Source data:
____
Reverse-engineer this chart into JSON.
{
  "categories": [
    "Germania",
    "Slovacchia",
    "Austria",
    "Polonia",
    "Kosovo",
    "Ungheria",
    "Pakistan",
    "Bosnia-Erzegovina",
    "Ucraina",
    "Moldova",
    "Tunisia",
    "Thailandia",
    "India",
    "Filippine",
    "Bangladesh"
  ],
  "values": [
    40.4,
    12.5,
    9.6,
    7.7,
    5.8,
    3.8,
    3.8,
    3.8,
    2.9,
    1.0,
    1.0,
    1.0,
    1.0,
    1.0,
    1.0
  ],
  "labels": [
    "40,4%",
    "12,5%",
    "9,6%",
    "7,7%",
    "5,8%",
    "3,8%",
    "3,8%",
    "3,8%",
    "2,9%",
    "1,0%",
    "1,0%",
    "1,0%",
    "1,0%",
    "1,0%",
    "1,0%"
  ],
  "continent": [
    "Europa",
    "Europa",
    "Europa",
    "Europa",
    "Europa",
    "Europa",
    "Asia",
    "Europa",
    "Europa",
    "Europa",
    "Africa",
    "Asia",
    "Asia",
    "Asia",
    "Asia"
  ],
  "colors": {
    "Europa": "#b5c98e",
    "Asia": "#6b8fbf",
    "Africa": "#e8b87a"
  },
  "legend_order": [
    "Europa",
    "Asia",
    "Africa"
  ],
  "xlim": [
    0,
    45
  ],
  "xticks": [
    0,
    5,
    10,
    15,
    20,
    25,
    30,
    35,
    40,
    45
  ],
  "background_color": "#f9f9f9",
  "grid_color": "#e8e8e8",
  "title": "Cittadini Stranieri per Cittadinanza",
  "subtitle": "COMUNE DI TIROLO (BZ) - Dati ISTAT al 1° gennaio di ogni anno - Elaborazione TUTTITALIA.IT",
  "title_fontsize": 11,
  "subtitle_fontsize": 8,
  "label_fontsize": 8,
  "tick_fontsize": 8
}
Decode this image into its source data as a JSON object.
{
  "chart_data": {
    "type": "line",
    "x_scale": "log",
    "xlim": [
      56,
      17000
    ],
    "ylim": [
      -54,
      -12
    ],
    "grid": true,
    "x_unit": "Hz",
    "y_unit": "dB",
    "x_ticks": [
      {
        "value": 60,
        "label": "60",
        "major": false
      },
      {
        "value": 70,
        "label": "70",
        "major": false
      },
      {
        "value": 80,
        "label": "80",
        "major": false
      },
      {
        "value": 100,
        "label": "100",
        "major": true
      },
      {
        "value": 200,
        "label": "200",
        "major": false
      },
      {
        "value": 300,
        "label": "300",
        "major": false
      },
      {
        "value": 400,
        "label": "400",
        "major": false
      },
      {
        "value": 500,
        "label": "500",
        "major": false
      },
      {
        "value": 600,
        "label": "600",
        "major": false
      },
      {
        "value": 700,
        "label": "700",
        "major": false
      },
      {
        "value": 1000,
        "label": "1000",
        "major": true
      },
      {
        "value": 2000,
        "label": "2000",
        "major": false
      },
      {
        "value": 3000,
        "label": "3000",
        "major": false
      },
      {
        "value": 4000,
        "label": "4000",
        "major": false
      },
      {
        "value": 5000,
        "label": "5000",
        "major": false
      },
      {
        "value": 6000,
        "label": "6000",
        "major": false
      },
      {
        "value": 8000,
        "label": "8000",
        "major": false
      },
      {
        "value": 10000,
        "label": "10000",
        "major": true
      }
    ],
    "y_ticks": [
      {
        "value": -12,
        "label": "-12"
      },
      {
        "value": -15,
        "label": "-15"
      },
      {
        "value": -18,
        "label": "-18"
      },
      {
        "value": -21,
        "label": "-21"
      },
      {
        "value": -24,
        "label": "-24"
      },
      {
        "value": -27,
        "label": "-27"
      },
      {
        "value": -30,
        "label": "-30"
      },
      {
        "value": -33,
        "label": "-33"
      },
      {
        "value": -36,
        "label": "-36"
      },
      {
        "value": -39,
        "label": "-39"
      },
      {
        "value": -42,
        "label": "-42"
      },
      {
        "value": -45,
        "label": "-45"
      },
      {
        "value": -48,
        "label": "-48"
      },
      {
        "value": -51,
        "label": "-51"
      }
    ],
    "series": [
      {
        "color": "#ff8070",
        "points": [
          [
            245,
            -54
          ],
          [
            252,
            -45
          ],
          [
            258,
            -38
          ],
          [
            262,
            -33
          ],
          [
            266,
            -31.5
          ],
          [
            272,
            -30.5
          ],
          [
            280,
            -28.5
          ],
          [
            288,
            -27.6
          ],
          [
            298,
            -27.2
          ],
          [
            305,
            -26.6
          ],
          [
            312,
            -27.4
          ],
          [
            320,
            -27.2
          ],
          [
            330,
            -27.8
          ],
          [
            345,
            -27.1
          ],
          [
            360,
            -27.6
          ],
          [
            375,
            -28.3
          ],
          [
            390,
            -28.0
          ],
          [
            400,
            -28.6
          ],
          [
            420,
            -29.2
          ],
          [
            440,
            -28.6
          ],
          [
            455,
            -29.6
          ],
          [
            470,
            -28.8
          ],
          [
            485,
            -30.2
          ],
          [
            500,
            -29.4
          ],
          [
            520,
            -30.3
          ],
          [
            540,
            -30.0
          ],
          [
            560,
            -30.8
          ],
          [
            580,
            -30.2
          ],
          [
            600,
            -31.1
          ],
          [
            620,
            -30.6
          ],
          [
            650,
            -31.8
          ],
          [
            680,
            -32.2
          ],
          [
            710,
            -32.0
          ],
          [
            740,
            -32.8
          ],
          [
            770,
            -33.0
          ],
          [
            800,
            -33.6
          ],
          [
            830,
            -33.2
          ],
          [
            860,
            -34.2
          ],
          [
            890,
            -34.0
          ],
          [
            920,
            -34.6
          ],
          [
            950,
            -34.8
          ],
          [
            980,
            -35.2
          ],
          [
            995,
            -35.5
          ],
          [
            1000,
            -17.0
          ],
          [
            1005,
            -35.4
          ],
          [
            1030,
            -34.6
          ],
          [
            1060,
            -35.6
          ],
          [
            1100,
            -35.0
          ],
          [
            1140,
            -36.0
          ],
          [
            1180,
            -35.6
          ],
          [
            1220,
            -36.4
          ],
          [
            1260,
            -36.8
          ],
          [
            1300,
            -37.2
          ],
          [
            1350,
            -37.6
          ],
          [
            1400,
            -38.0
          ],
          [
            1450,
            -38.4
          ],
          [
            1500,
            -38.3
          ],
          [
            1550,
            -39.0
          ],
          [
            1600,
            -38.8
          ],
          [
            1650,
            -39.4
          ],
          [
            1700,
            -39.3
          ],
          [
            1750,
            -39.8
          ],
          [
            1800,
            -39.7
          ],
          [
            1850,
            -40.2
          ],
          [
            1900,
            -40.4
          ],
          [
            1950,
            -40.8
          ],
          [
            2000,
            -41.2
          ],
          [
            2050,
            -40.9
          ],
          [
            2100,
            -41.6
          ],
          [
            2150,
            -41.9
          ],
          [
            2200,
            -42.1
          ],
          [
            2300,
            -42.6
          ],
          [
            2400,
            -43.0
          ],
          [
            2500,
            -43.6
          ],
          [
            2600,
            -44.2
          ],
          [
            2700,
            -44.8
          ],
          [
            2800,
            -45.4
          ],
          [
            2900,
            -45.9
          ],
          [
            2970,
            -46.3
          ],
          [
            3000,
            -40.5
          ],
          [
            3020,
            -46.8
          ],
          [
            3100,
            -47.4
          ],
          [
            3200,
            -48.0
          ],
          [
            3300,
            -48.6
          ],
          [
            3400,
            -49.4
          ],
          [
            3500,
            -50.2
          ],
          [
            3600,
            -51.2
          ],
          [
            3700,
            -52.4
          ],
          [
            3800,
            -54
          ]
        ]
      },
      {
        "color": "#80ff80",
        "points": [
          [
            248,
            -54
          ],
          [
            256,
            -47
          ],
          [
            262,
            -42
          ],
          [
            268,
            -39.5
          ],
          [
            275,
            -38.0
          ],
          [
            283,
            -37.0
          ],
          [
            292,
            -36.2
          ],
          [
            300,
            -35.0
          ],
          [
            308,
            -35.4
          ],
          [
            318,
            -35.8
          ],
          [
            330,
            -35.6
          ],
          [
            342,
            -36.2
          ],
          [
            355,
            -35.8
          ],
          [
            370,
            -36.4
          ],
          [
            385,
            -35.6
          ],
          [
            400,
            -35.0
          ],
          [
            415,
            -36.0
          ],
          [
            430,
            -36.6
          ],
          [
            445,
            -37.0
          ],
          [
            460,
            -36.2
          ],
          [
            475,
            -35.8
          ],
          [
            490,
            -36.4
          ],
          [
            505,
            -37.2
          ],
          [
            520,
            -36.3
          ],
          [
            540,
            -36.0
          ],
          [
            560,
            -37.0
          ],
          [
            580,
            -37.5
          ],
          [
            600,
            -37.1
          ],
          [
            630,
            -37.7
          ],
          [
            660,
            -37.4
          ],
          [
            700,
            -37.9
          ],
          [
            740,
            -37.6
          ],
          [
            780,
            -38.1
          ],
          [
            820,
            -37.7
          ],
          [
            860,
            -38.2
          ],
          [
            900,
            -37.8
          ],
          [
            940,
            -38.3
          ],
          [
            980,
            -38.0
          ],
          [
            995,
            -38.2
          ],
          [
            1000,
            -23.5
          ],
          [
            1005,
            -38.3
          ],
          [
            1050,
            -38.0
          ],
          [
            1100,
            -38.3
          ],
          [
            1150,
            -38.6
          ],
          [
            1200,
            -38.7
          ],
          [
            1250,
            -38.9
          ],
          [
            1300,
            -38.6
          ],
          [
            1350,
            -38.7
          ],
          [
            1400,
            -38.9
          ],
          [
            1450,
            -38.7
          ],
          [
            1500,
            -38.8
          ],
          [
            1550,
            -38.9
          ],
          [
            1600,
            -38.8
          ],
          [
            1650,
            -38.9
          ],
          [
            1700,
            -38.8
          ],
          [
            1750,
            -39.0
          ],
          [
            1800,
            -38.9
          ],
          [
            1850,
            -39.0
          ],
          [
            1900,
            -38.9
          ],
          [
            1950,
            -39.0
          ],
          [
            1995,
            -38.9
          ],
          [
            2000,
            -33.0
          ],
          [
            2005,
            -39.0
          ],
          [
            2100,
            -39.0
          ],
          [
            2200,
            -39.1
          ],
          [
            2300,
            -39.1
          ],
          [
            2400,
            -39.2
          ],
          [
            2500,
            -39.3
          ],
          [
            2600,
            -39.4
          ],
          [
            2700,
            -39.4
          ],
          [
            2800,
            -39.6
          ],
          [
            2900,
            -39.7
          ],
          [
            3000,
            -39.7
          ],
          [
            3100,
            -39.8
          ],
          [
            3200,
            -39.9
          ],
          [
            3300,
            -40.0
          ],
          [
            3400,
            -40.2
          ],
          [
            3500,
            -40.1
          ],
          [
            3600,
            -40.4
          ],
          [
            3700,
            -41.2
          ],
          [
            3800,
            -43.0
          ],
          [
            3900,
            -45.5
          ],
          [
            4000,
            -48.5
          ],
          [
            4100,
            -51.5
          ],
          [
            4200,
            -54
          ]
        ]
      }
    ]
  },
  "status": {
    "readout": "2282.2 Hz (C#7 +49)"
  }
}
____
* EXERCISE GOAL: Return the lines of the records that include the string "into".

* OUTPUT:
Reverse-engineer this chart into JSON.
Decode this image into its source data as a JSON object.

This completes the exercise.